TASK DATA =
--- begin ---
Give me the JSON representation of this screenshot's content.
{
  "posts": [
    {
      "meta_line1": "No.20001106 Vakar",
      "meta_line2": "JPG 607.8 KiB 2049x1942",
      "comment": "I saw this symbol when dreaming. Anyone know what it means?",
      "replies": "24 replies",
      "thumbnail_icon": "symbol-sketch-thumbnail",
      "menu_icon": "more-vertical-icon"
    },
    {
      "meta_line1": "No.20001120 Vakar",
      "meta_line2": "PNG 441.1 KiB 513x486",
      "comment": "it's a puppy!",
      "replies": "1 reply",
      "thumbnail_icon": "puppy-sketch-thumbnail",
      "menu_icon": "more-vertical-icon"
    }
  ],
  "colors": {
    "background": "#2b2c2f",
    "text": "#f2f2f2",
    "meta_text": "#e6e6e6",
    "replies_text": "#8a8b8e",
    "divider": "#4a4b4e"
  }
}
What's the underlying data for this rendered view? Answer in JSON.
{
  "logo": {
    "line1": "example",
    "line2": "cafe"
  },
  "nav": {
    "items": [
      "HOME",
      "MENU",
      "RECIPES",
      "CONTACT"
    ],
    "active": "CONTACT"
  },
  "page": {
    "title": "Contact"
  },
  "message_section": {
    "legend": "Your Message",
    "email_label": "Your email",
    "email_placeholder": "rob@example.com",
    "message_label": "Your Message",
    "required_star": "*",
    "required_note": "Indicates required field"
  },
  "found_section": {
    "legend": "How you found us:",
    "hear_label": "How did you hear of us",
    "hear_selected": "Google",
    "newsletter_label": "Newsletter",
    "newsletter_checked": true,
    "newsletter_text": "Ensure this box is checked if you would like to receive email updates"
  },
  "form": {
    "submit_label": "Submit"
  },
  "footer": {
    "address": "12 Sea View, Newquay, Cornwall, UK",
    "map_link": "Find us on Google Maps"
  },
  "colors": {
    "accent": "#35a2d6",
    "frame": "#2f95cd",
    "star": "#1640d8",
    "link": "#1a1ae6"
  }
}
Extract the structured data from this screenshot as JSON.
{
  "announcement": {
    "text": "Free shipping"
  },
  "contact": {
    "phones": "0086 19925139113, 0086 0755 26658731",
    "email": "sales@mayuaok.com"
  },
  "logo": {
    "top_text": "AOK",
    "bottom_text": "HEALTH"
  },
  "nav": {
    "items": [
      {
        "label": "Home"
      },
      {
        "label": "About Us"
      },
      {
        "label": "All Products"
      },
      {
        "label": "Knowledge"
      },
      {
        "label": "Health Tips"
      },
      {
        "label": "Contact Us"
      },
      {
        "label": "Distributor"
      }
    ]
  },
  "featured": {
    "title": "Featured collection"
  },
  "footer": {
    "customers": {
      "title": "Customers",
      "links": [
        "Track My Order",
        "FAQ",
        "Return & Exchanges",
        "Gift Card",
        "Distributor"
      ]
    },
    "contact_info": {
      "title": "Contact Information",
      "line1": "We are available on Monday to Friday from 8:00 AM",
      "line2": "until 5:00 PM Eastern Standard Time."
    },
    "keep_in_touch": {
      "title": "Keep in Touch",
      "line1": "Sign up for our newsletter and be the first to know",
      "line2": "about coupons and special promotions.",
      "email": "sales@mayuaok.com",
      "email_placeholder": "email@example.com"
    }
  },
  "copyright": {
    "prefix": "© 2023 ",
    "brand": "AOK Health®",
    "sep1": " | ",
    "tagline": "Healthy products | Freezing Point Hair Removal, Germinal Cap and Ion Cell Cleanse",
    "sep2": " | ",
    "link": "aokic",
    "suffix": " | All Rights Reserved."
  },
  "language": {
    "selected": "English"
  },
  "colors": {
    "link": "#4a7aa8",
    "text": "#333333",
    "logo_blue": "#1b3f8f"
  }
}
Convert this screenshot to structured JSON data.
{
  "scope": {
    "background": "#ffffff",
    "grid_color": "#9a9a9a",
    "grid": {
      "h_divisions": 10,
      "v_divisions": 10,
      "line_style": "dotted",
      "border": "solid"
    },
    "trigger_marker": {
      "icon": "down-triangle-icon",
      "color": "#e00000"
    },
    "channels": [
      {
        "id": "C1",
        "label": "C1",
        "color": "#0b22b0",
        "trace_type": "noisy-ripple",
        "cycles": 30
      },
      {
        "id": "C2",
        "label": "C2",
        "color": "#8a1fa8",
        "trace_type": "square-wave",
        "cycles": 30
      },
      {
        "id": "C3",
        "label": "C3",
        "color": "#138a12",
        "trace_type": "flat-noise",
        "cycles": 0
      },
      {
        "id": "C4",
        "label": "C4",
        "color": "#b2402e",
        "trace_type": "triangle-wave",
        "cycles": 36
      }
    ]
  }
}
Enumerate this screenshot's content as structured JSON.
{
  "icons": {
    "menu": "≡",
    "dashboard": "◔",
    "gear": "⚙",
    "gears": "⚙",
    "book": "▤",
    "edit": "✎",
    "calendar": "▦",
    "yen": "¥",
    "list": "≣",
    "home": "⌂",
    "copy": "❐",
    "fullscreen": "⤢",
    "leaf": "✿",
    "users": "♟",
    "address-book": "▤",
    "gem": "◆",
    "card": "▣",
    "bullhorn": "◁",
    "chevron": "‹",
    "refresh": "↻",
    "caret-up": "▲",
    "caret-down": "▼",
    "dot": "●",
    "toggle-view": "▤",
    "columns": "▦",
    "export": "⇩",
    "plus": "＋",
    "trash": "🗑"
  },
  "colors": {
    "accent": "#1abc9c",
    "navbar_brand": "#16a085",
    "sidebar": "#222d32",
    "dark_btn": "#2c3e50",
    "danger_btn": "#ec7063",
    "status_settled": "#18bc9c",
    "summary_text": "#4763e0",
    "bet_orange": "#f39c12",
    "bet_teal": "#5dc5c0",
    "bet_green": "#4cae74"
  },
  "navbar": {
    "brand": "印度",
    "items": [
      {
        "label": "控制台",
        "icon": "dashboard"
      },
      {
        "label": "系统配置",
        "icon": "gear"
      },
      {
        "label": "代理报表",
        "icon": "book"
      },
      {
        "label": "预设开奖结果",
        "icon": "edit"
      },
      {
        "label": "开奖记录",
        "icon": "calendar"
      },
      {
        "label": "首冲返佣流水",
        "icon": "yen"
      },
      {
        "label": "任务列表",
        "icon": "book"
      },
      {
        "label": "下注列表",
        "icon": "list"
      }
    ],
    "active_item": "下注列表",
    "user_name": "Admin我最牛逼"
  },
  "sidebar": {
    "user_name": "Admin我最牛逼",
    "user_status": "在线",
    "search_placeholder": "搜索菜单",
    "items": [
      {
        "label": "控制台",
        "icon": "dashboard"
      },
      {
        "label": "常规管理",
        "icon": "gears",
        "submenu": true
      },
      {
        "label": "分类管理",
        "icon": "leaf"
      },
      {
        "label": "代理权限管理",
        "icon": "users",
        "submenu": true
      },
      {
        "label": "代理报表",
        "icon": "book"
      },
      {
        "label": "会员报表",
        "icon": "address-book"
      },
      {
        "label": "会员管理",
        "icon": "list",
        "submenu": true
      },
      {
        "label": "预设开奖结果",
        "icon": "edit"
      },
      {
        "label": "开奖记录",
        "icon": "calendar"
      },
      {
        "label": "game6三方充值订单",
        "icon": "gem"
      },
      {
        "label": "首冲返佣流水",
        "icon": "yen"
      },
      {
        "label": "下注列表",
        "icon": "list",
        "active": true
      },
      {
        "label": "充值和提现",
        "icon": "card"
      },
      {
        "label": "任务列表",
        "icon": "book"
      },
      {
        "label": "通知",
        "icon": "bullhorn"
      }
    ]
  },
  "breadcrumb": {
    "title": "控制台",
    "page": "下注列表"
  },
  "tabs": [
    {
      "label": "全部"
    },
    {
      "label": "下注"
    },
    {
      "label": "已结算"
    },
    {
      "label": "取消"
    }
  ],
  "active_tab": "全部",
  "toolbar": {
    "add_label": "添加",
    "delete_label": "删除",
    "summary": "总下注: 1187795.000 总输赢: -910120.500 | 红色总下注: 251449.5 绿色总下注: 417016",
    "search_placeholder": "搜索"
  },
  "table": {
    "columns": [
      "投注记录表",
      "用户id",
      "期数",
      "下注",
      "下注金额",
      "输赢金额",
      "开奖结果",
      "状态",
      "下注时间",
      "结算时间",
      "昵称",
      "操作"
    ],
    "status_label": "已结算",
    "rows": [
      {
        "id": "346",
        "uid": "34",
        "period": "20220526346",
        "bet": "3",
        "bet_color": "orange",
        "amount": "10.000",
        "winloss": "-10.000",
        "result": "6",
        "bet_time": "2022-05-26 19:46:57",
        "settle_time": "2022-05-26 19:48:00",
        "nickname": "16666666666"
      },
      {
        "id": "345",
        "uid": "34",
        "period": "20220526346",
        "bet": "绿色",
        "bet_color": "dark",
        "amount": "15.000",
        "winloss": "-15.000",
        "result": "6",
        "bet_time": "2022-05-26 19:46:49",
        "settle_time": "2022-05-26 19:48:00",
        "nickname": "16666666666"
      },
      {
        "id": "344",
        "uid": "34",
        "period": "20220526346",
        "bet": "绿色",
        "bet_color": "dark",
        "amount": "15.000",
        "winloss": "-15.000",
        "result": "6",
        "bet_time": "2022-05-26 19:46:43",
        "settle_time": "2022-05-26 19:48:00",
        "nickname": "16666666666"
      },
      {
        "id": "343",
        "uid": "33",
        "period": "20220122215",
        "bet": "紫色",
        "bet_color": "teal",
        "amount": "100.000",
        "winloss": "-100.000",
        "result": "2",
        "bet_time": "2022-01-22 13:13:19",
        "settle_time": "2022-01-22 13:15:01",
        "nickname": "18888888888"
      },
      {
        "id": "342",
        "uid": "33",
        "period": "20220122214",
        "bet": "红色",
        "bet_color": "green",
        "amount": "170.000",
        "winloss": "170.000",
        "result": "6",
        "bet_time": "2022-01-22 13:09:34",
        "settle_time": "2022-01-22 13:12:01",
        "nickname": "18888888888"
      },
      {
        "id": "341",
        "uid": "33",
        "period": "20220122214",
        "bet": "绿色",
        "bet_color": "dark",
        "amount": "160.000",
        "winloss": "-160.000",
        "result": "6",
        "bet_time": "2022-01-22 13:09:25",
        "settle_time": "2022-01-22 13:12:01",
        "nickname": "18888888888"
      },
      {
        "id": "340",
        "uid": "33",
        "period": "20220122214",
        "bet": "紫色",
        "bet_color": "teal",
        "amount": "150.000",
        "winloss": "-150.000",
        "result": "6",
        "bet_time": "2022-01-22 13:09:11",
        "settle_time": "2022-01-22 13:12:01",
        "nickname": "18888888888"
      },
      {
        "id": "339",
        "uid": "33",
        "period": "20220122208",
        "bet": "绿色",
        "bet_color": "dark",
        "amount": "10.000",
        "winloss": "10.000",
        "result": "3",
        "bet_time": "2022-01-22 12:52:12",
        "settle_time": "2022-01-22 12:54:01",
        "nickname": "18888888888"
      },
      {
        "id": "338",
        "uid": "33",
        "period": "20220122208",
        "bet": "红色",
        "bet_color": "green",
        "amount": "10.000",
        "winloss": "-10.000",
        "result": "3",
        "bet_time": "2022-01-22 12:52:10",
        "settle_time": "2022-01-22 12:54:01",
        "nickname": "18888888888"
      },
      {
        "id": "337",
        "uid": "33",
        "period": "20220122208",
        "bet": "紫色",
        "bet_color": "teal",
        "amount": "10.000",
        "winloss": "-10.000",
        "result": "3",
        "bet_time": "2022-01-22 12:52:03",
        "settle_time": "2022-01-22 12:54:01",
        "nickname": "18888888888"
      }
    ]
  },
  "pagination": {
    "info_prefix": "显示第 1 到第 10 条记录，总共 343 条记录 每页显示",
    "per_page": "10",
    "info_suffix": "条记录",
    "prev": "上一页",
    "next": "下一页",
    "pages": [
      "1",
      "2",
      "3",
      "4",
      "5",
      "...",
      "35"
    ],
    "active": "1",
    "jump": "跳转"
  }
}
--- end ---
DO THIS =
Copy each line of the listing that includes "winloss".

RESPONSE TO THE EXERCISE =
        "winloss": "-10.000",
        "winloss": "-15.000",
        "winloss": "-15.000",
        "winloss": "-100.000",
        "winloss": "170.000",
        "winloss": "-160.000",
        "winloss": "-150.000",
        "winloss": "10.000",
        "winloss": "-10.000",
        "winloss": "-10.000",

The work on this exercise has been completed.